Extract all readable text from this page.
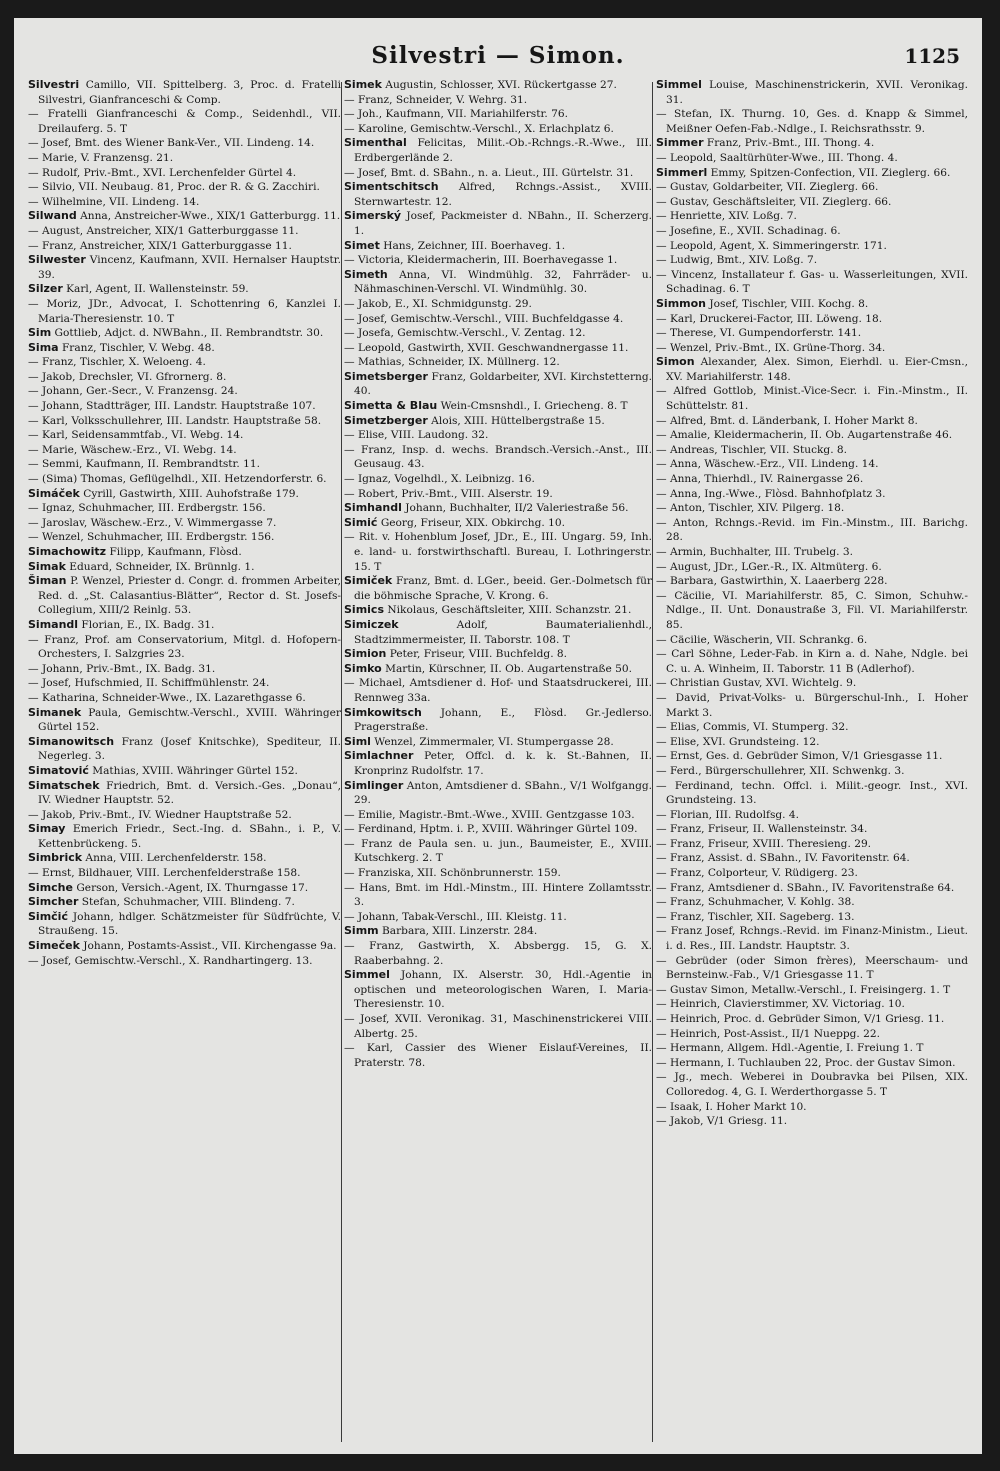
Silvestri — Simon.	1125

Silvestri Camillo, VII. Spittelberg. 3, Proc. d. Fratelli Silvestri, Gianfranceschi & Comp.

— Fratelli Gianfranceschi & Comp., Seidenhdl., VII. Dreilauferg. 5. T

— Josef, Bmt. des Wiener Bank-Ver., VII. Lindeng. 14.

— Marie, V. Franzensg. 21.

— Rudolf, Priv.-Bmt., XVI. Lerchenfelder Gürtel 4.

— Silvio, VII. Neubaug. 81, Proc. der R. & G. Zacchiri.

— Wilhelmine, VII. Lindeng. 14.

Silwand Anna, Anstreicher-Wwe., XIX/1 Gatterburgg. 11.

— August, Anstreicher, XIX/1 Gatterburggasse 11.

— Franz, Anstreicher, XIX/1 Gatterburggasse 11.

Silwester Vincenz, Kaufmann, XVII. Hernalser Hauptstr. 39.

Silzer Karl, Agent, II. Wallensteinstr. 59.

— Moriz, JDr., Advocat, I. Schottenring 6, Kanzlei I. Maria-Theresienstr. 10. T

Sim Gottlieb, Adjct. d. NWBahn., II. Rembrandtstr. 30.

Sima Franz, Tischler, V. Webg. 48.

— Franz, Tischler, X. Weloeng. 4.

— Jakob, Drechsler, VI. Gfrornerg. 8.

— Johann, Ger.-Secr., V. Franzensg. 24.

— Johann, Stadtträger, III. Landstr. Hauptstraße 107.

— Karl, Volksschullehrer, III. Landstr. Hauptstraße 58.

— Karl, Seidensammtfab., VI. Webg. 14.

— Marie, Wäschew.-Erz., VI. Webg. 14.

— Semmi, Kaufmann, II. Rembrandtstr. 11.

— (Sima) Thomas, Geflügelhdl., XII. Hetzendorferstr. 6.

Simáček Cyrill, Gastwirth, XIII. Auhofstraße 179.

— Ignaz, Schuhmacher, III. Erdbergstr. 156.

— Jaroslav, Wäschew.-Erz., V. Wimmergasse 7.

— Wenzel, Schuhmacher, III. Erdbergstr. 156.

Simachowitz Filipp, Kaufmann, Flòsd.

Simak Eduard, Schneider, IX. Brünnlg. 1.

Šiman P. Wenzel, Priester d. Congr. d. frommen Arbeiter, Red. d. „St. Calasantius-Blätter“, Rector d. St. Josefs-Collegium, XIII/2 Reinlg. 53.

Simandl Florian, E., IX. Badg. 31.

— Franz, Prof. am Conservatorium, Mitgl. d. Hofopern-Orchesters, I. Salzgries 23.

— Johann, Priv.-Bmt., IX. Badg. 31.

— Josef, Hufschmied, II. Schiffmühlenstr. 24.

— Katharina, Schneider-Wwe., IX. Lazarethgasse 6.

Simanek Paula, Gemischtw.-Verschl., XVIII. Währinger Gürtel 152.

Simanowitsch Franz (Josef Knitschke), Spediteur, II. Negerleg. 3.

Simatović Mathias, XVIII. Währinger Gürtel 152.

Simatschek Friedrich, Bmt. d. Versich.-Ges. „Donau“, IV. Wiedner Hauptstr. 52.

— Jakob, Priv.-Bmt., IV. Wiedner Hauptstraße 52.

Simay Emerich Friedr., Sect.-Ing. d. SBahn., i. P., V. Kettenbrückeng. 5.

Simbrick Anna, VIII. Lerchenfelderstr. 158.

— Ernst, Bildhauer, VIII. Lerchenfelderstraße 158.

Simche Gerson, Versich.-Agent, IX. Thurngasse 17.

Simcher Stefan, Schuhmacher, VIII. Blindeng. 7.

Simčić Johann, hdlger. Schätzmeister für Südfrüchte, V. Straußeng. 15.

Simeček Johann, Postamts-Assist., VII. Kirchengasse 9a.

— Josef, Gemischtw.-Verschl., X. Randhartingerg. 13.

Simek Augustin, Schlosser, XVI. Rückertgasse 27.

— Franz, Schneider, V. Wehrg. 31.

— Joh., Kaufmann, VII. Mariahilferstr. 76.

— Karoline, Gemischtw.-Verschl., X. Erlachplatz 6.

Simenthal Felicitas, Milit.-Ob.-Rchngs.-R.-Wwe., III. Erdbergerlände 2.

— Josef, Bmt. d. SBahn., n. a. Lieut., III. Gürtelstr. 31.

Simentschitsch Alfred, Rchngs.-Assist., XVIII. Sternwartestr. 12.

Simerský Josef, Packmeister d. NBahn., II. Scherzerg. 1.

Simet Hans, Zeichner, III. Boerhaveg. 1.

— Victoria, Kleidermacherin, III. Boerhavegasse 1.

Simeth Anna, VI. Windmühlg. 32, Fahrräder- u. Nähmaschinen-Verschl. VI. Windmühlg. 30.

— Jakob, E., XI. Schmidgunstg. 29.

— Josef, Gemischtw.-Verschl., VIII. Buchfeldgasse 4.

— Josefa, Gemischtw.-Verschl., V. Zentag. 12.

— Leopold, Gastwirth, XVII. Geschwandnergasse 11.

— Mathias, Schneider, IX. Müllnerg. 12.

Simetsberger Franz, Goldarbeiter, XVI. Kirchstetterng. 40.

Simetta & Blau Wein-Cmsnshdl., I. Griecheng. 8. T

Simetzberger Alois, XIII. Hüttelbergstraße 15.

— Elise, VIII. Laudong. 32.

— Franz, Insp. d. wechs. Brandsch.-Versich.-Anst., III. Geusaug. 43.

— Ignaz, Vogelhdl., X. Leibnizg. 16.

— Robert, Priv.-Bmt., VIII. Alserstr. 19.

Simhandl Johann, Buchhalter, II/2 Valeriestraße 56.

Simić Georg, Friseur, XIX. Obkirchg. 10.

— Rit. v. Hohenblum Josef, JDr., E., III. Ungarg. 59, Inh. e. land- u. forstwirthschaftl. Bureau, I. Lothringerstr. 15. T

Simiček Franz, Bmt. d. LGer., beeid. Ger.-Dolmetsch für die böhmische Sprache, V. Krong. 6.

Simics Nikolaus, Geschäftsleiter, XIII. Schanzstr. 21.

Simiczek Adolf, Baumaterialienhdl., Stadtzimmermeister, II. Taborstr. 108. T

Simion Peter, Friseur, VIII. Buchfeldg. 8.

Simko Martin, Kürschner, II. Ob. Augartenstraße 50.

— Michael, Amtsdiener d. Hof- und Staatsdruckerei, III. Rennweg 33a.

Simkowitsch Johann, E., Flòsd. Gr.-Jedlerso. Pragerstraße.

Siml Wenzel, Zimmermaler, VI. Stumpergasse 28.

Simlachner Peter, Offcl. d. k. k. St.-Bahnen, II. Kronprinz Rudolfstr. 17.

Simlinger Anton, Amtsdiener d. SBahn., V/1 Wolfgangg. 29.

— Emilie, Magistr.-Bmt.-Wwe., XVIII. Gentzgasse 103.

— Ferdinand, Hptm. i. P., XVIII. Währinger Gürtel 109.

— Franz de Paula sen. u. jun., Baumeister, E., XVIII. Kutschkerg. 2. T

— Franziska, XII. Schönbrunnerstr. 159.

— Hans, Bmt. im Hdl.-Minstm., III. Hintere Zollamtsstr. 3.

— Johann, Tabak-Verschl., III. Kleistg. 11.

Simm Barbara, XIII. Linzerstr. 284.

— Franz, Gastwirth, X. Absbergg. 15, G. X. Raaberbahng. 2.

Simmel Johann, IX. Alserstr. 30, Hdl.-Agentie in optischen und meteorologischen Waren, I. Maria-Theresienstr. 10.

— Josef, XVII. Veronikag. 31, Maschinenstrickerei VIII. Albertg. 25.

— Karl, Cassier des Wiener Eislauf-Vereines, II. Praterstr. 78.

Simmel Louise, Maschinenstrickerin, XVII. Veronikag. 31.

— Stefan, IX. Thurng. 10, Ges. d. Knapp & Simmel, Meißner Oefen-Fab.-Ndlge., I. Reichsrathsstr. 9.

Simmer Franz, Priv.-Bmt., III. Thong. 4.

— Leopold, Saaltürhüter-Wwe., III. Thong. 4.

Simmerl Emmy, Spitzen-Confection, VII. Zieglerg. 66.

— Gustav, Goldarbeiter, VII. Zieglerg. 66.

— Gustav, Geschäftsleiter, VII. Zieglerg. 66.

— Henriette, XIV. Loßg. 7.

— Josefine, E., XVII. Schadinag. 6.

— Leopold, Agent, X. Simmeringerstr. 171.

— Ludwig, Bmt., XIV. Loßg. 7.

— Vincenz, Installateur f. Gas- u. Wasserleitungen, XVII. Schadinag. 6. T

Simmon Josef, Tischler, VIII. Kochg. 8.

— Karl, Druckerei-Factor, III. Löweng. 18.

— Therese, VI. Gumpendorferstr. 141.

— Wenzel, Priv.-Bmt., IX. Grüne-Thorg. 34.

Simon Alexander, Alex. Simon, Eierhdl. u. Eier-Cmsn., XV. Mariahilferstr. 148.

— Alfred Gottlob, Minist.-Vice-Secr. i. Fin.-Minstm., II. Schüttelstr. 81.

— Alfred, Bmt. d. Länderbank, I. Hoher Markt 8.

— Amalie, Kleidermacherin, II. Ob. Augartenstraße 46.

— Andreas, Tischler, VII. Stuckg. 8.

— Anna, Wäschew.-Erz., VII. Lindeng. 14.

— Anna, Thierhdl., IV. Rainergasse 26.

— Anna, Ing.-Wwe., Flòsd. Bahnhofplatz 3.

— Anton, Tischler, XIV. Pilgerg. 18.

— Anton, Rchngs.-Revid. im Fin.-Minstm., III. Barichg. 28.

— Armin, Buchhalter, III. Trubelg. 3.

— August, JDr., LGer.-R., IX. Altmüterg. 6.

— Barbara, Gastwirthin, X. Laaerberg 228.

— Cäcilie, VI. Mariahilferstr. 85, C. Simon, Schuhw.-Ndlge., II. Unt. Donaustraße 3, Fil. VI. Mariahilferstr. 85.

— Cäcilie, Wäscherin, VII. Schrankg. 6.

— Carl Söhne, Leder-Fab. in Kirn a. d. Nahe, Ndgle. bei C. u. A. Winheim, II. Taborstr. 11 B (Adlerhof).

— Christian Gustav, XVI. Wichtelg. 9.

— David, Privat-Volks- u. Bürgerschul-Inh., I. Hoher Markt 3.

— Elias, Commis, VI. Stumperg. 32.

— Elise, XVI. Grundsteing. 12.

— Ernst, Ges. d. Gebrüder Simon, V/1 Griesgasse 11.

— Ferd., Bürgerschullehrer, XII. Schwenkg. 3.

— Ferdinand, techn. Offcl. i. Milit.-geogr. Inst., XVI. Grundsteing. 13.

— Florian, III. Rudolfsg. 4.

— Franz, Friseur, II. Wallensteinstr. 34.

— Franz, Friseur, XVIII. Theresieng. 29.

— Franz, Assist. d. SBahn., IV. Favoritenstr. 64.

— Franz, Colporteur, V. Rüdigerg. 23.

— Franz, Amtsdiener d. SBahn., IV. Favoritenstraße 64.

— Franz, Schuhmacher, V. Kohlg. 38.

— Franz, Tischler, XII. Sageberg. 13.

— Franz Josef, Rchngs.-Revid. im Finanz-Ministm., Lieut. i. d. Res., III. Landstr. Hauptstr. 3.

— Gebrüder (oder Simon frères), Meerschaum- und Bernsteinw.-Fab., V/1 Griesgasse 11. T

— Gustav Simon, Metallw.-Verschl., I. Freisingerg. 1. T

— Heinrich, Clavierstimmer, XV. Victoriag. 10.

— Heinrich, Proc. d. Gebrüder Simon, V/1 Griesg. 11.

— Heinrich, Post-Assist., II/1 Nueppg. 22.

— Hermann, Allgem. Hdl.-Agentie, I. Freiung 1. T

— Hermann, I. Tuchlauben 22, Proc. der Gustav Simon.

— Jg., mech. Weberei in Doubravka bei Pilsen, XIX. Colloredog. 4, G. I. Werderthorgasse 5. T

— Isaak, I. Hoher Markt 10.

— Jakob, V/1 Griesg. 11.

**What you are asked to do**. Among the lines above, count those containing the word "Hoher" and give nothing but the result.

**Solution to this problem**. 3